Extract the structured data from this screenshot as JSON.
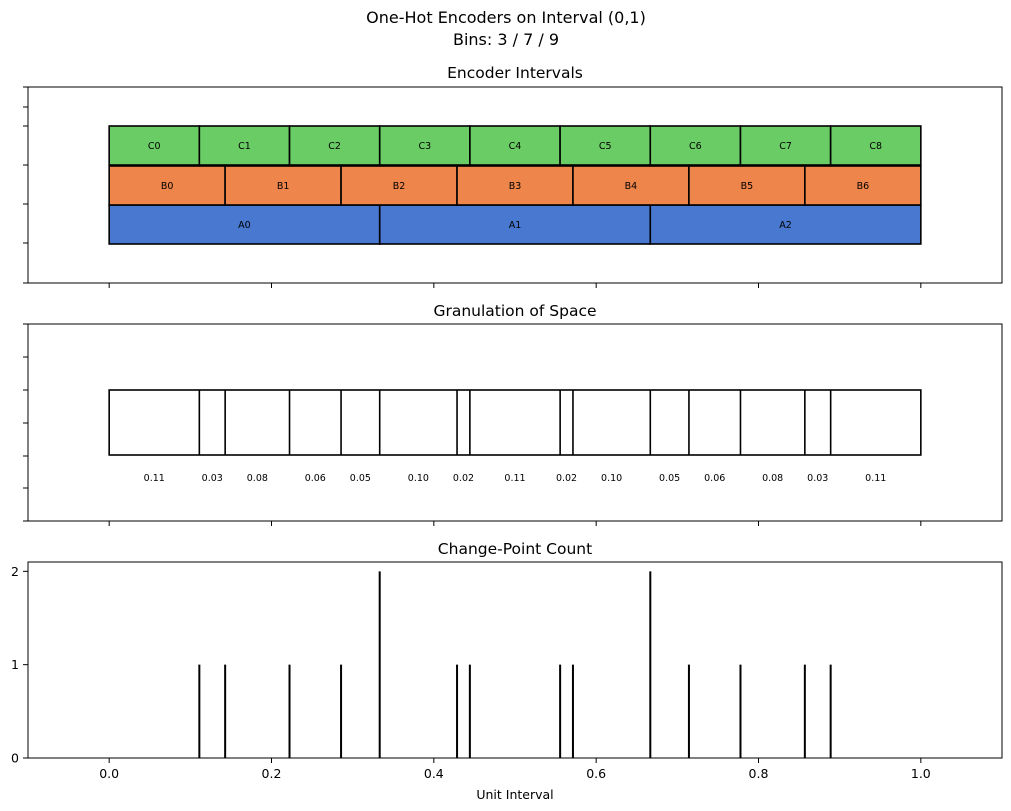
{
  "figure": {
    "title": "One-Hot Encoders on Interval (0,1)",
    "subtitle": "Bins: 3 / 7 / 9"
  },
  "chart_data": [
    {
      "type": "bar",
      "title": "Encoder Intervals",
      "xlim": [
        -0.1,
        1.1
      ],
      "rows": [
        {
          "name": "A",
          "bins": 3,
          "labels": [
            "A0",
            "A1",
            "A2"
          ],
          "color": "#4878cf"
        },
        {
          "name": "B",
          "bins": 7,
          "labels": [
            "B0",
            "B1",
            "B2",
            "B3",
            "B4",
            "B5",
            "B6"
          ],
          "color": "#ee854a"
        },
        {
          "name": "C",
          "bins": 9,
          "labels": [
            "C0",
            "C1",
            "C2",
            "C3",
            "C4",
            "C5",
            "C6",
            "C7",
            "C8"
          ],
          "color": "#6acc64"
        }
      ]
    },
    {
      "type": "bar",
      "title": "Granulation of Space",
      "xlim": [
        -0.1,
        1.1
      ],
      "boundaries": [
        0,
        0.1111,
        0.1429,
        0.2222,
        0.2857,
        0.3333,
        0.4286,
        0.4444,
        0.5556,
        0.5714,
        0.6667,
        0.7143,
        0.7778,
        0.8571,
        0.8889,
        1
      ],
      "width_labels": [
        "0.11",
        "0.03",
        "0.08",
        "0.06",
        "0.05",
        "0.10",
        "0.02",
        "0.11",
        "0.02",
        "0.10",
        "0.05",
        "0.06",
        "0.08",
        "0.03",
        "0.11"
      ]
    },
    {
      "type": "bar",
      "title": "Change-Point Count",
      "xlabel": "Unit Interval",
      "xlim": [
        -0.1,
        1.1
      ],
      "ylim": [
        0,
        2.1
      ],
      "x": [
        0.1111,
        0.1429,
        0.2222,
        0.2857,
        0.3333,
        0.4286,
        0.4444,
        0.5556,
        0.5714,
        0.6667,
        0.7143,
        0.7778,
        0.8571,
        0.8889
      ],
      "values": [
        1,
        1,
        1,
        1,
        2,
        1,
        1,
        1,
        1,
        2,
        1,
        1,
        1,
        1
      ],
      "xticks": [
        "0.0",
        "0.2",
        "0.4",
        "0.6",
        "0.8",
        "1.0"
      ],
      "yticks": [
        "0",
        "1",
        "2"
      ]
    }
  ]
}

------------------------

§ **STATED TASK**
Pick out each line that holds the string "color".

§ **RESPONSE TO THE EXERCISE**
          "color": "#4878cf"
          "color": "#ee854a"
          "color": "#6acc64"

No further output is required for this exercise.